* Your goal
Reproduce the items below exactly, starting with the line that contains "Where is each" and going on through the line that contains "- text-line: Pi: variável;: [67, 252, 157, 269]", and leave out the pictures.

* Excerpted data
________________________
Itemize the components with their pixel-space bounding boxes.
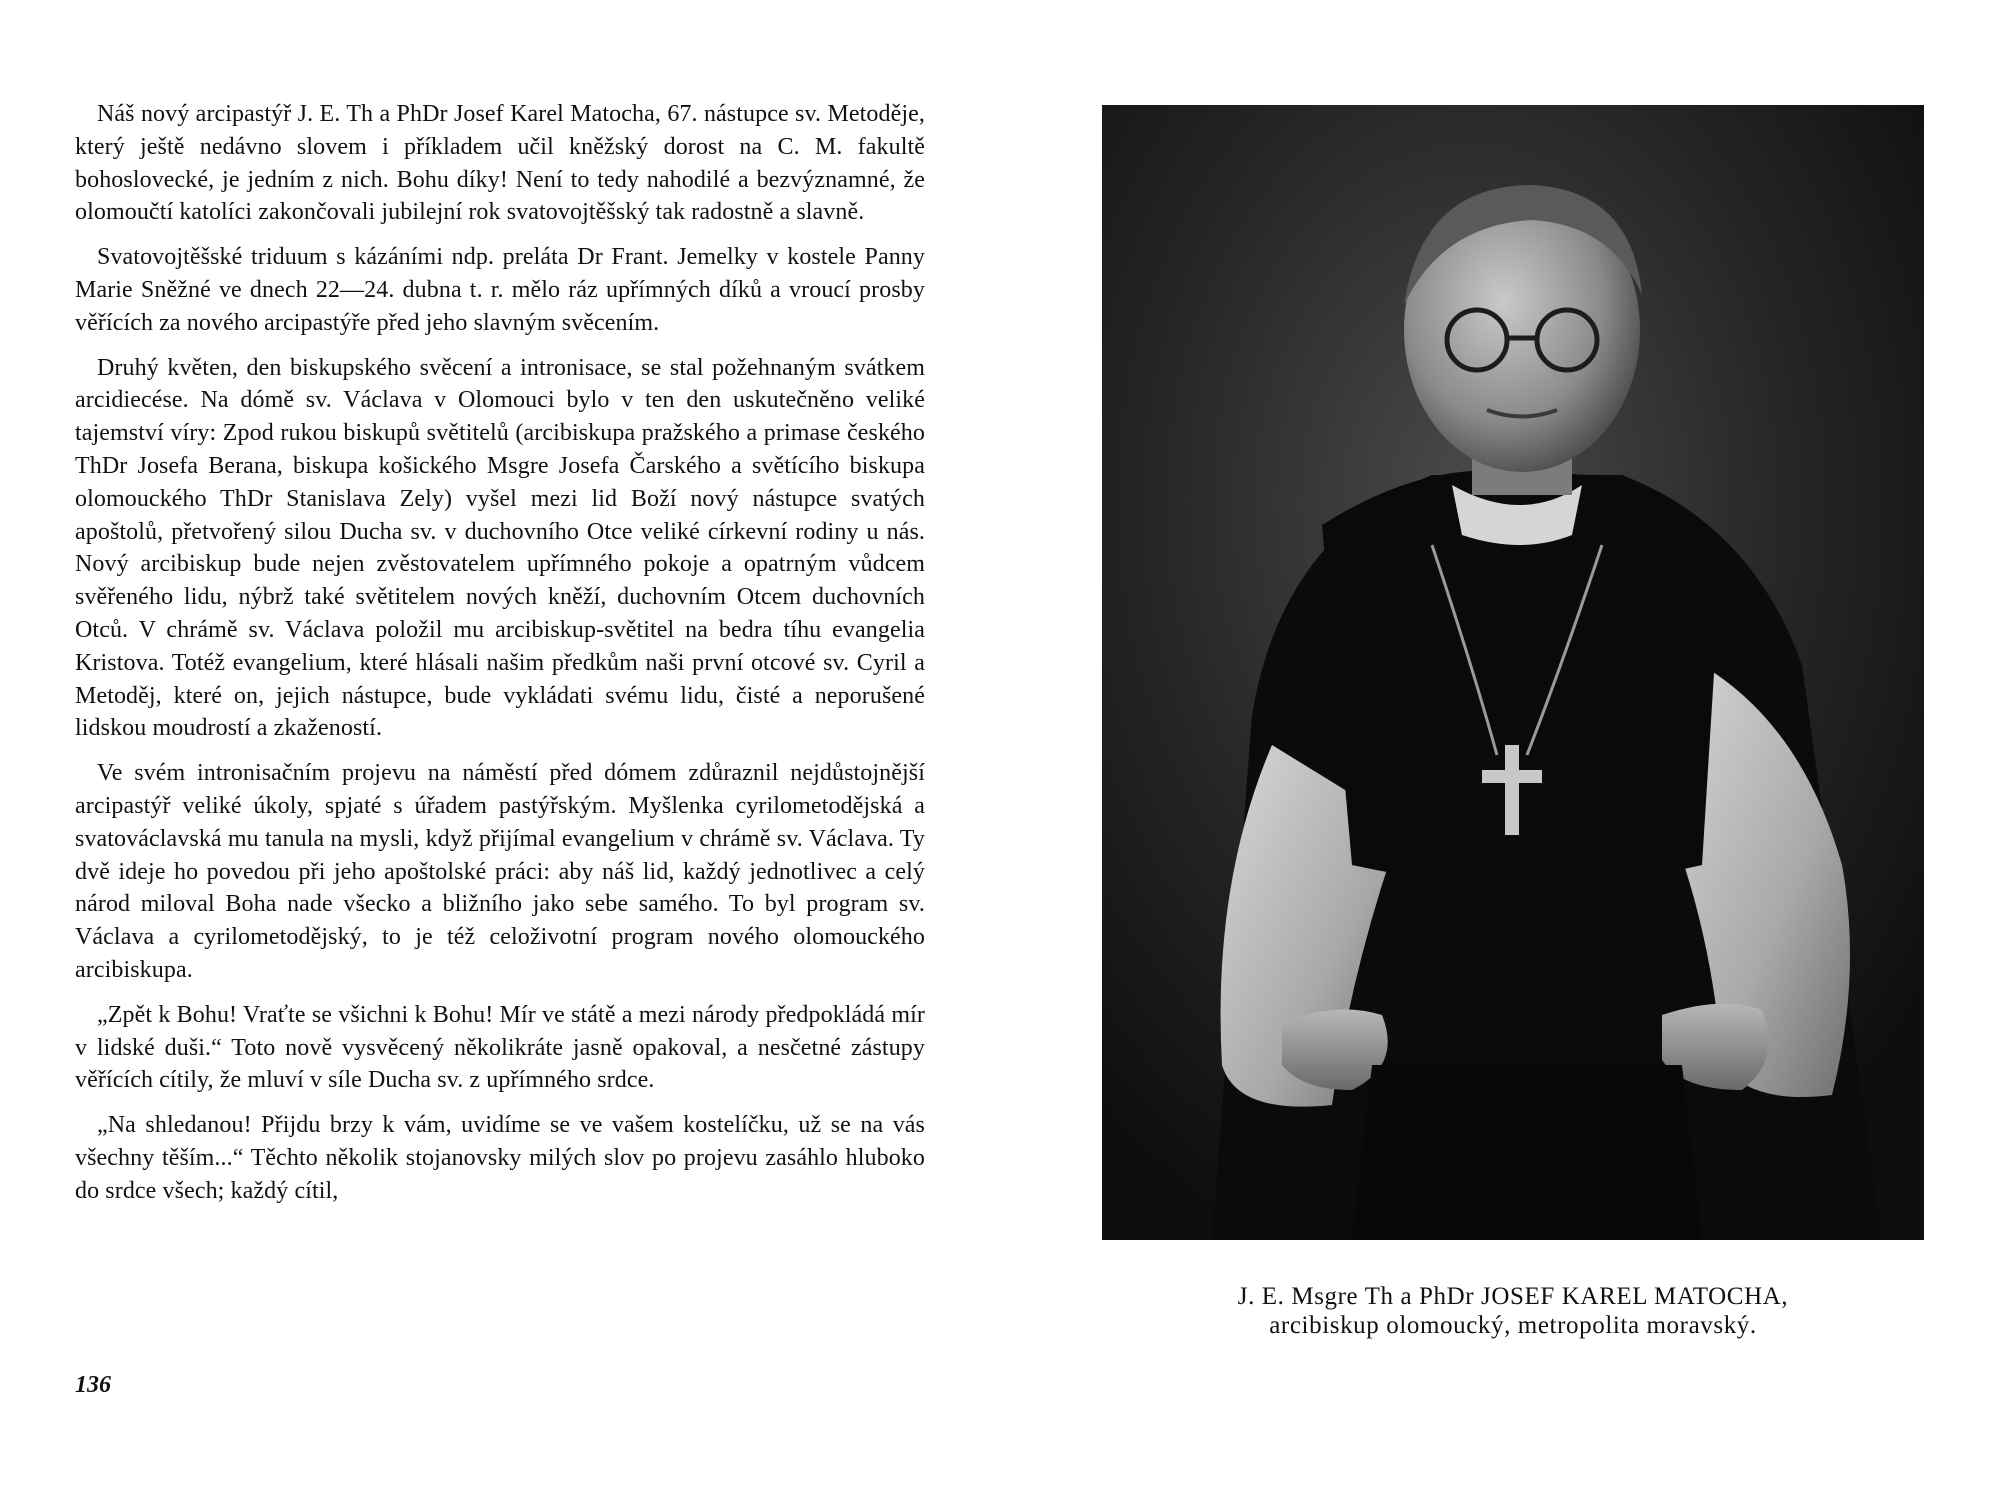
________________________
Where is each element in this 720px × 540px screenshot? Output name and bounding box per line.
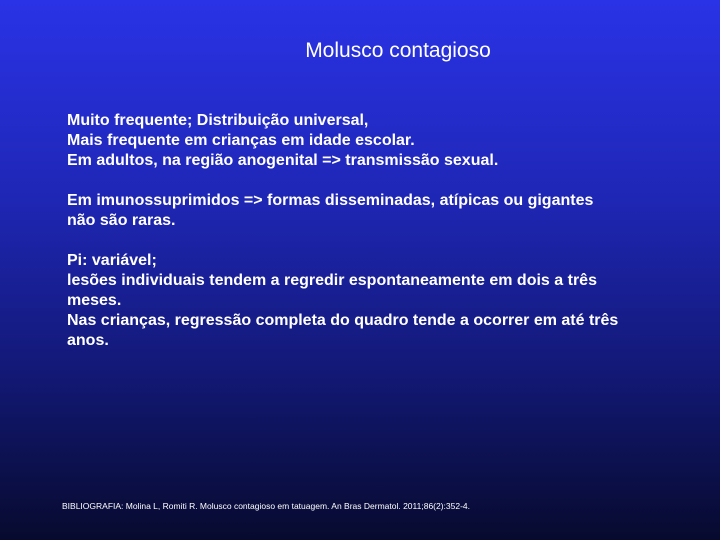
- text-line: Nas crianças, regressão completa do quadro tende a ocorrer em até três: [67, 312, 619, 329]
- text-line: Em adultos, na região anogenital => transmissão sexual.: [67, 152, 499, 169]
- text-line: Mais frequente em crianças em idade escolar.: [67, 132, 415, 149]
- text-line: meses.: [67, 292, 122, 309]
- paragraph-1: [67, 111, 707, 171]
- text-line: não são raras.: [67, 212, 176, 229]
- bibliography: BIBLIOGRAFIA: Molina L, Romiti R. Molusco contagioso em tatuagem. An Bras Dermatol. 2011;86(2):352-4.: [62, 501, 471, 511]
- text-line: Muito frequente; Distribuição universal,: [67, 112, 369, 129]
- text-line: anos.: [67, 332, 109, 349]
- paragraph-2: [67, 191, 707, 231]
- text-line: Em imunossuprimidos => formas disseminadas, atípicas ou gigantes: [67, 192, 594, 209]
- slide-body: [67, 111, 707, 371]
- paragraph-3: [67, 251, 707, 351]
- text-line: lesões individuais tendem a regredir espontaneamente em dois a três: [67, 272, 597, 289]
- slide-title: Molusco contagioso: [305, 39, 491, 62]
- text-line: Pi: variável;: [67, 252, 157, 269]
________________________
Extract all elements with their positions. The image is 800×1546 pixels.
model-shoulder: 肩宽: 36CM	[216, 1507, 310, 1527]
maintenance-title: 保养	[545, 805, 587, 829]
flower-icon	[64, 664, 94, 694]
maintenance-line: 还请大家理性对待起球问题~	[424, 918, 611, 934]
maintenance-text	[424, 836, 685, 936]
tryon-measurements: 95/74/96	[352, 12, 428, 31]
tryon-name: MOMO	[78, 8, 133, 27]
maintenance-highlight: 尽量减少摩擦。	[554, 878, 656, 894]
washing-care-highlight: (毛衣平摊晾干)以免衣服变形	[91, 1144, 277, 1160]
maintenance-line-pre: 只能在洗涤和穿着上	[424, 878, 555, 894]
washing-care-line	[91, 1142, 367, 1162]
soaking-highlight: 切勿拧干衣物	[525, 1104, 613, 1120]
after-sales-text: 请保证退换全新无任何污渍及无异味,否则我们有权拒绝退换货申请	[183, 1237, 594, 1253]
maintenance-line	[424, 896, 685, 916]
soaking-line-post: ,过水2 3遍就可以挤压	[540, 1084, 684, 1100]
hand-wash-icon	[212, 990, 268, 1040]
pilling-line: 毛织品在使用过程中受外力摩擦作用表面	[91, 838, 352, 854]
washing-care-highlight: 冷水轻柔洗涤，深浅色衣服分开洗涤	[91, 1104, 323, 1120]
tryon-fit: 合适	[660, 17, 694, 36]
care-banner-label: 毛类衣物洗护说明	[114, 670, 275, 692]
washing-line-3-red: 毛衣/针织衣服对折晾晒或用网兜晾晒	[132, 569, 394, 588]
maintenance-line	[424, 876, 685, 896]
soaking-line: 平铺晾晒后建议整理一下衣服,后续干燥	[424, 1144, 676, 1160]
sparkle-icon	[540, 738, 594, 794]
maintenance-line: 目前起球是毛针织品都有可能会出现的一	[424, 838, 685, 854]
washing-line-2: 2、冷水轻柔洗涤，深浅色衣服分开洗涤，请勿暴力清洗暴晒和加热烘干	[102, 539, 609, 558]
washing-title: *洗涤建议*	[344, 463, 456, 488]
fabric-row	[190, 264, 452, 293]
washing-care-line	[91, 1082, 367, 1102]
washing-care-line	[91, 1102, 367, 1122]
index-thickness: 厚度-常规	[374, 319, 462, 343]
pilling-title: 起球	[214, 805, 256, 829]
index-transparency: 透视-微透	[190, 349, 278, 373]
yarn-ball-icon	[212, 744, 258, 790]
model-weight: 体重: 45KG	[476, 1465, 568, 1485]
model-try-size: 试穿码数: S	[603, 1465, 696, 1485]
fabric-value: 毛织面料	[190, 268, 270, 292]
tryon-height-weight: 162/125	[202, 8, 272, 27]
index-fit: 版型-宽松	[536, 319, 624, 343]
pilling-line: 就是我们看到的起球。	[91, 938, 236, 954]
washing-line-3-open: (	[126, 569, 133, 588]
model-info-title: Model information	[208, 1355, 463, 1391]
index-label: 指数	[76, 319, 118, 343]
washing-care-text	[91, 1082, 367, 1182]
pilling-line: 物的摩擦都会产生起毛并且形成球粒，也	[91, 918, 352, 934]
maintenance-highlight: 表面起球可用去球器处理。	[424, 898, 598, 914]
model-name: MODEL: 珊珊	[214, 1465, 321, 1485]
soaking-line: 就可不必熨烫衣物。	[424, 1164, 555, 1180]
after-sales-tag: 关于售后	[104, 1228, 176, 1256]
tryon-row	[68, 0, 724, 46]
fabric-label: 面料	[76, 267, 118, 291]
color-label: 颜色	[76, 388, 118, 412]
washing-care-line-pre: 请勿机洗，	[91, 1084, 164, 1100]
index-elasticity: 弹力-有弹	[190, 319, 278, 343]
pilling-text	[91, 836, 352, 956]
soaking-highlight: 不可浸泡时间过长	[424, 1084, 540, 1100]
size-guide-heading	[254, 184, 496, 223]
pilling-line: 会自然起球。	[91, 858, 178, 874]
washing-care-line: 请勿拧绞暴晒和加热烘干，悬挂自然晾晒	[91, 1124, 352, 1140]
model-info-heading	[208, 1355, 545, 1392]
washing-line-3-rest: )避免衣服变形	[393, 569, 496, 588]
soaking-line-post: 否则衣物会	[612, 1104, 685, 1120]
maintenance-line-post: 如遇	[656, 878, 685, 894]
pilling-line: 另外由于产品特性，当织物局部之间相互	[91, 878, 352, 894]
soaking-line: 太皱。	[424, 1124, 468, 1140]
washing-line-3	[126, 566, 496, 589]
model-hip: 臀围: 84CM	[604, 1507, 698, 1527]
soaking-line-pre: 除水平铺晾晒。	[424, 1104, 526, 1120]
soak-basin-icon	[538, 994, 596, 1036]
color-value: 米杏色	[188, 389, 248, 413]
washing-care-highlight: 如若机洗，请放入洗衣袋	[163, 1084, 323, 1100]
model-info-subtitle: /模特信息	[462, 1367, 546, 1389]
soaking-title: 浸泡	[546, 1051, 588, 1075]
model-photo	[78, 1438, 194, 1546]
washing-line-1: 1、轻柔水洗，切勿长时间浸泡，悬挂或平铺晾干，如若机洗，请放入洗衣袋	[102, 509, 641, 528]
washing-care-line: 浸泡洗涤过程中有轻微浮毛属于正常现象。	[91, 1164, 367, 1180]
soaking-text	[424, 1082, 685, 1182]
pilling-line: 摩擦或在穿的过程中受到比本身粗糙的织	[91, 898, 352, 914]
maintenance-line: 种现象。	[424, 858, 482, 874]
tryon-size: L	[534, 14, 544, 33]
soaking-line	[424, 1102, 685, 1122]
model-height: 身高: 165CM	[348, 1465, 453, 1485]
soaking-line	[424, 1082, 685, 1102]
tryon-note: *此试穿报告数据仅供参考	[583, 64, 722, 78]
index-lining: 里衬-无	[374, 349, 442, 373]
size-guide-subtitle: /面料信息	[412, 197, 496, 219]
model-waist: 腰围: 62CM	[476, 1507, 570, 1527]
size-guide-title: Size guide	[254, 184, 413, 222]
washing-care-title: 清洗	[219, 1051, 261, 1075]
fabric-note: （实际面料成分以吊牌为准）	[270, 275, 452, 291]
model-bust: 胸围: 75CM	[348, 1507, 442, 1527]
________________________
* Answer to the problem
Where is each element in this 720px × 540px screenshot? Output name and bounding box per line.
- text-line: Nas crianças, regressão completa do quadro tende a ocorrer em até três: [67, 312, 619, 329]
- text-line: Em adultos, na região anogenital => transmissão sexual.: [67, 152, 499, 169]
- text-line: Mais frequente em crianças em idade escolar.: [67, 132, 415, 149]
- text-line: meses.: [67, 292, 122, 309]
- paragraph-1: [67, 111, 707, 171]
- text-line: não são raras.: [67, 212, 176, 229]
- bibliography: BIBLIOGRAFIA: Molina L, Romiti R. Molusco contagioso em tatuagem. An Bras Dermatol. 2011;86(2):352-4.: [62, 501, 471, 511]
- text-line: Muito frequente; Distribuição universal,: [67, 112, 369, 129]
- text-line: anos.: [67, 332, 109, 349]
- paragraph-2: [67, 191, 707, 231]
- text-line: Em imunossuprimidos => formas disseminadas, atípicas ou gigantes: [67, 192, 594, 209]
- slide-body: [67, 111, 707, 371]
- paragraph-3: [67, 251, 707, 351]
- text-line: lesões individuais tendem a regredir espontaneamente em dois a três: [67, 272, 597, 289]
- slide-title: Molusco contagioso: [305, 39, 491, 62]
- text-line: Pi: variável;: [67, 252, 157, 269]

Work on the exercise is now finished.